== Records shown ==

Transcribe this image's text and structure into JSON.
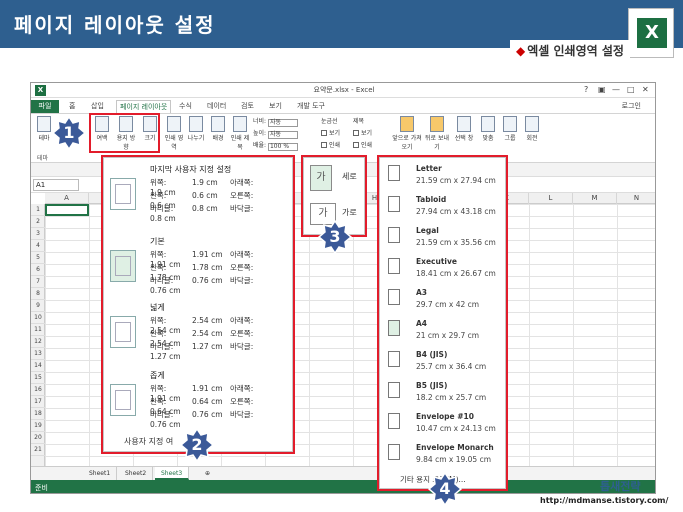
{
  "header": {
    "title": "페이지 레이아웃 설정",
    "subtitle": "엑셀 인쇄영역 설정",
    "logo": "X"
  },
  "excel": {
    "title": "요약문.xlsx - Excel",
    "window_controls": [
      "?",
      "▣",
      "—",
      "□",
      "✕"
    ],
    "tabs": [
      "파일",
      "홈",
      "삽입",
      "페이지 레이아웃",
      "수식",
      "데이터",
      "검토",
      "보기",
      "개발 도구"
    ],
    "login": "로그인",
    "ribbon": {
      "theme": "테마",
      "themes_group": "테마",
      "margins": "여백",
      "orientation": "용지 방향",
      "size": "크기",
      "print_area": "인쇄 영역",
      "breaks": "나누기",
      "background": "배경",
      "print_titles": "인쇄 제목",
      "width_label": "너비:",
      "width_value": "자동",
      "height_label": "높이:",
      "height_value": "자동",
      "scale_label": "배율:",
      "scale_value": "100 %",
      "gridlines": "눈금선",
      "headings": "제목",
      "view": "보기",
      "print": "인쇄",
      "bring_forward": "앞으로 가져오기",
      "send_backward": "뒤로 보내기",
      "selection_pane": "선택 창",
      "align": "맞춤",
      "group": "그룹",
      "rotate": "회전"
    },
    "name_box": "A1",
    "formula_font": "맑은",
    "columns": [
      "A",
      "B",
      "C",
      "D",
      "E",
      "F",
      "G",
      "H",
      "I",
      "J",
      "K",
      "L",
      "M",
      "N"
    ],
    "rows": [
      "1",
      "2",
      "3",
      "4",
      "5",
      "6",
      "7",
      "8",
      "9",
      "10",
      "11",
      "12",
      "13",
      "14",
      "15",
      "16",
      "17",
      "18",
      "19",
      "20",
      "21"
    ],
    "sheets": [
      "Sheet1",
      "Sheet2",
      "Sheet3"
    ],
    "add_sheet": "⊕",
    "status": "준비"
  },
  "margins_menu": {
    "options": [
      {
        "name": "마지막 사용자 지정 설정",
        "top_label": "위쪽:",
        "top": "1.9 cm",
        "bottom_label": "아래쪽:",
        "bottom": "1.9 cm",
        "left_label": "왼쪽:",
        "left": "0.6 cm",
        "right_label": "오른쪽:",
        "right": "0.6 cm",
        "header_label": "머리글:",
        "header": "0.8 cm",
        "footer_label": "바닥글:",
        "footer": "0.8 cm"
      },
      {
        "name": "기본",
        "top_label": "위쪽:",
        "top": "1.91 cm",
        "bottom_label": "아래쪽:",
        "bottom": "1.91 cm",
        "left_label": "왼쪽:",
        "left": "1.78 cm",
        "right_label": "오른쪽:",
        "right": "1.78 cm",
        "header_label": "머리글:",
        "header": "0.76 cm",
        "footer_label": "바닥글:",
        "footer": "0.76 cm"
      },
      {
        "name": "넓게",
        "top_label": "위쪽:",
        "top": "2.54 cm",
        "bottom_label": "아래쪽:",
        "bottom": "2.54 cm",
        "left_label": "왼쪽:",
        "left": "2.54 cm",
        "right_label": "오른쪽:",
        "right": "2.54 cm",
        "header_label": "머리글:",
        "header": "1.27 cm",
        "footer_label": "바닥글:",
        "footer": "1.27 cm"
      },
      {
        "name": "좁게",
        "top_label": "위쪽:",
        "top": "1.91 cm",
        "bottom_label": "아래쪽:",
        "bottom": "1.91 cm",
        "left_label": "왼쪽:",
        "left": "0.64 cm",
        "right_label": "오른쪽:",
        "right": "0.64 cm",
        "header_label": "머리글:",
        "header": "0.76 cm",
        "footer_label": "바닥글:",
        "footer": "0.76 cm"
      }
    ],
    "custom": "사용자 지정 여"
  },
  "orientation_menu": {
    "portrait": "세로",
    "landscape": "가로",
    "portrait_icon": "가",
    "landscape_icon": "가"
  },
  "size_menu": {
    "options": [
      {
        "name": "Letter",
        "dim": "21.59 cm x 27.94 cm"
      },
      {
        "name": "Tabloid",
        "dim": "27.94 cm x 43.18 cm"
      },
      {
        "name": "Legal",
        "dim": "21.59 cm x 35.56 cm"
      },
      {
        "name": "Executive",
        "dim": "18.41 cm x 26.67 cm"
      },
      {
        "name": "A3",
        "dim": "29.7 cm x 42 cm"
      },
      {
        "name": "A4",
        "dim": "21 cm x 29.7 cm"
      },
      {
        "name": "B4 (JIS)",
        "dim": "25.7 cm x 36.4 cm"
      },
      {
        "name": "B5 (JIS)",
        "dim": "18.2 cm x 25.7 cm"
      },
      {
        "name": "Envelope #10",
        "dim": "10.47 cm x 24.13 cm"
      },
      {
        "name": "Envelope Monarch",
        "dim": "9.84 cm x 19.05 cm"
      }
    ],
    "more": "기타 용지 크기(M)..."
  },
  "badges": [
    "1",
    "2",
    "3",
    "4"
  ],
  "footer": {
    "url": "http://mdmanse.tistory.com/",
    "brand": "톱새전략"
  },
  "colors": {
    "header_bg": "#2e5f8f",
    "excel_green": "#217346",
    "callout_red": "#e21c2b",
    "badge": "#3b5998"
  }
}
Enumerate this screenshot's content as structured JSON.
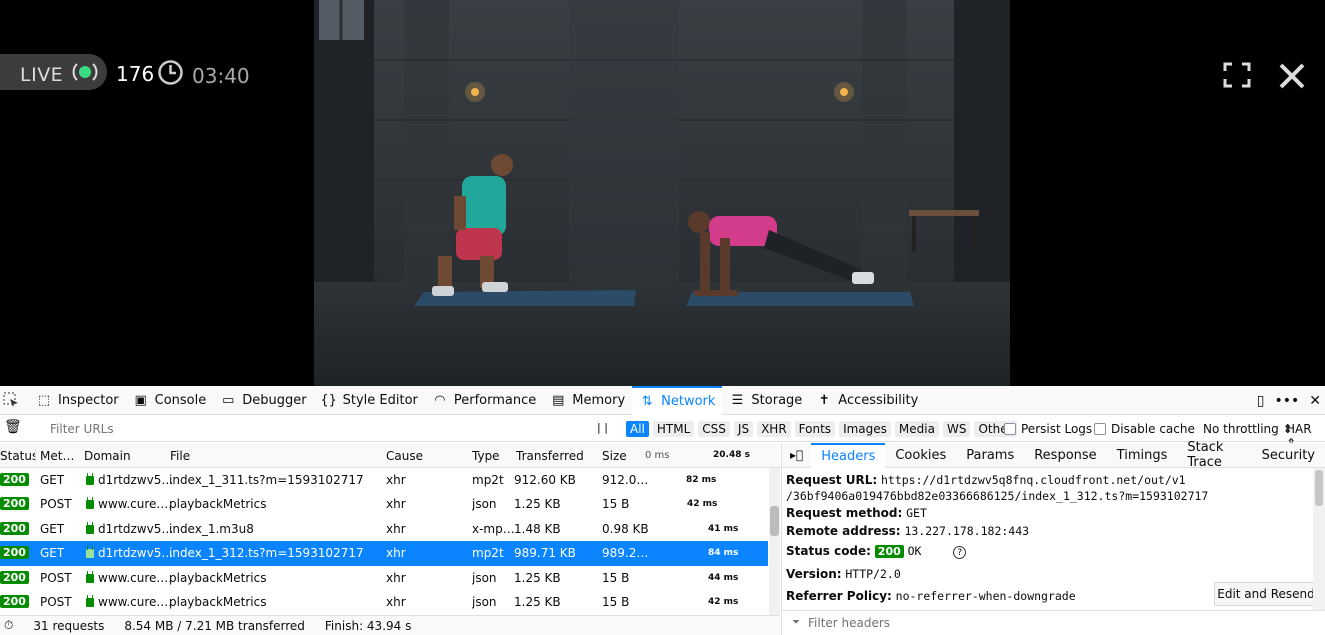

===

Written exercise – Exclude the pictures and transcribe all of the entries exactly.

The answer –
Transcribe this image's text and structure into JSON.
{
  "header": {
    "title": "페이지 레이아웃 설정",
    "subtitle": "엑셀 인쇄영역 설정",
    "logo": "X"
  },
  "excel": {
    "title": "요약문.xlsx - Excel",
    "window_controls": [
      "?",
      "▣",
      "—",
      "□",
      "✕"
    ],
    "tabs": [
      "파일",
      "홈",
      "삽입",
      "페이지 레이아웃",
      "수식",
      "데이터",
      "검토",
      "보기",
      "개발 도구"
    ],
    "login": "로그인",
    "ribbon": {
      "theme": "테마",
      "themes_group": "테마",
      "margins": "여백",
      "orientation": "용지 방향",
      "size": "크기",
      "print_area": "인쇄 영역",
      "breaks": "나누기",
      "background": "배경",
      "print_titles": "인쇄 제목",
      "width_label": "너비:",
      "width_value": "자동",
      "height_label": "높이:",
      "height_value": "자동",
      "scale_label": "배율:",
      "scale_value": "100 %",
      "gridlines": "눈금선",
      "headings": "제목",
      "view": "보기",
      "print": "인쇄",
      "bring_forward": "앞으로 가져오기",
      "send_backward": "뒤로 보내기",
      "selection_pane": "선택 창",
      "align": "맞춤",
      "group": "그룹",
      "rotate": "회전"
    },
    "name_box": "A1",
    "formula_font": "맑은",
    "columns": [
      "A",
      "B",
      "C",
      "D",
      "E",
      "F",
      "G",
      "H",
      "I",
      "J",
      "K",
      "L",
      "M",
      "N"
    ],
    "rows": [
      "1",
      "2",
      "3",
      "4",
      "5",
      "6",
      "7",
      "8",
      "9",
      "10",
      "11",
      "12",
      "13",
      "14",
      "15",
      "16",
      "17",
      "18",
      "19",
      "20",
      "21"
    ],
    "sheets": [
      "Sheet1",
      "Sheet2",
      "Sheet3"
    ],
    "add_sheet": "⊕",
    "status": "준비"
  },
  "margins_menu": {
    "options": [
      {
        "name": "마지막 사용자 지정 설정",
        "top_label": "위쪽:",
        "top": "1.9 cm",
        "bottom_label": "아래쪽:",
        "bottom": "1.9 cm",
        "left_label": "왼쪽:",
        "left": "0.6 cm",
        "right_label": "오른쪽:",
        "right": "0.6 cm",
        "header_label": "머리글:",
        "header": "0.8 cm",
        "footer_label": "바닥글:",
        "footer": "0.8 cm"
      },
      {
        "name": "기본",
        "top_label": "위쪽:",
        "top": "1.91 cm",
        "bottom_label": "아래쪽:",
        "bottom": "1.91 cm",
        "left_label": "왼쪽:",
        "left": "1.78 cm",
        "right_label": "오른쪽:",
        "right": "1.78 cm",
        "header_label": "머리글:",
        "header": "0.76 cm",
        "footer_label": "바닥글:",
        "footer": "0.76 cm"
      },
      {
        "name": "넓게",
        "top_label": "위쪽:",
        "top": "2.54 cm",
        "bottom_label": "아래쪽:",
        "bottom": "2.54 cm",
        "left_label": "왼쪽:",
        "left": "2.54 cm",
        "right_label": "오른쪽:",
        "right": "2.54 cm",
        "header_label": "머리글:",
        "header": "1.27 cm",
        "footer_label": "바닥글:",
        "footer": "1.27 cm"
      },
      {
        "name": "좁게",
        "top_label": "위쪽:",
        "top": "1.91 cm",
        "bottom_label": "아래쪽:",
        "bottom": "1.91 cm",
        "left_label": "왼쪽:",
        "left": "0.64 cm",
        "right_label": "오른쪽:",
        "right": "0.64 cm",
        "header_label": "머리글:",
        "header": "0.76 cm",
        "footer_label": "바닥글:",
        "footer": "0.76 cm"
      }
    ],
    "custom": "사용자 지정 여"
  },
  "orientation_menu": {
    "portrait": "세로",
    "landscape": "가로",
    "portrait_icon": "가",
    "landscape_icon": "가"
  },
  "size_menu": {
    "options": [
      {
        "name": "Letter",
        "dim": "21.59 cm x 27.94 cm"
      },
      {
        "name": "Tabloid",
        "dim": "27.94 cm x 43.18 cm"
      },
      {
        "name": "Legal",
        "dim": "21.59 cm x 35.56 cm"
      },
      {
        "name": "Executive",
        "dim": "18.41 cm x 26.67 cm"
      },
      {
        "name": "A3",
        "dim": "29.7 cm x 42 cm"
      },
      {
        "name": "A4",
        "dim": "21 cm x 29.7 cm"
      },
      {
        "name": "B4 (JIS)",
        "dim": "25.7 cm x 36.4 cm"
      },
      {
        "name": "B5 (JIS)",
        "dim": "18.2 cm x 25.7 cm"
      },
      {
        "name": "Envelope #10",
        "dim": "10.47 cm x 24.13 cm"
      },
      {
        "name": "Envelope Monarch",
        "dim": "9.84 cm x 19.05 cm"
      }
    ],
    "more": "기타 용지 크기(M)..."
  },
  "badges": [
    "1",
    "2",
    "3",
    "4"
  ],
  "footer": {
    "url": "http://mdmanse.tistory.com/",
    "brand": "톱새전략"
  },
  "colors": {
    "header_bg": "#2e5f8f",
    "excel_green": "#217346",
    "callout_red": "#e21c2b",
    "badge": "#3b5998"
  }
}
Enumerate this screenshot's content as structured JSON.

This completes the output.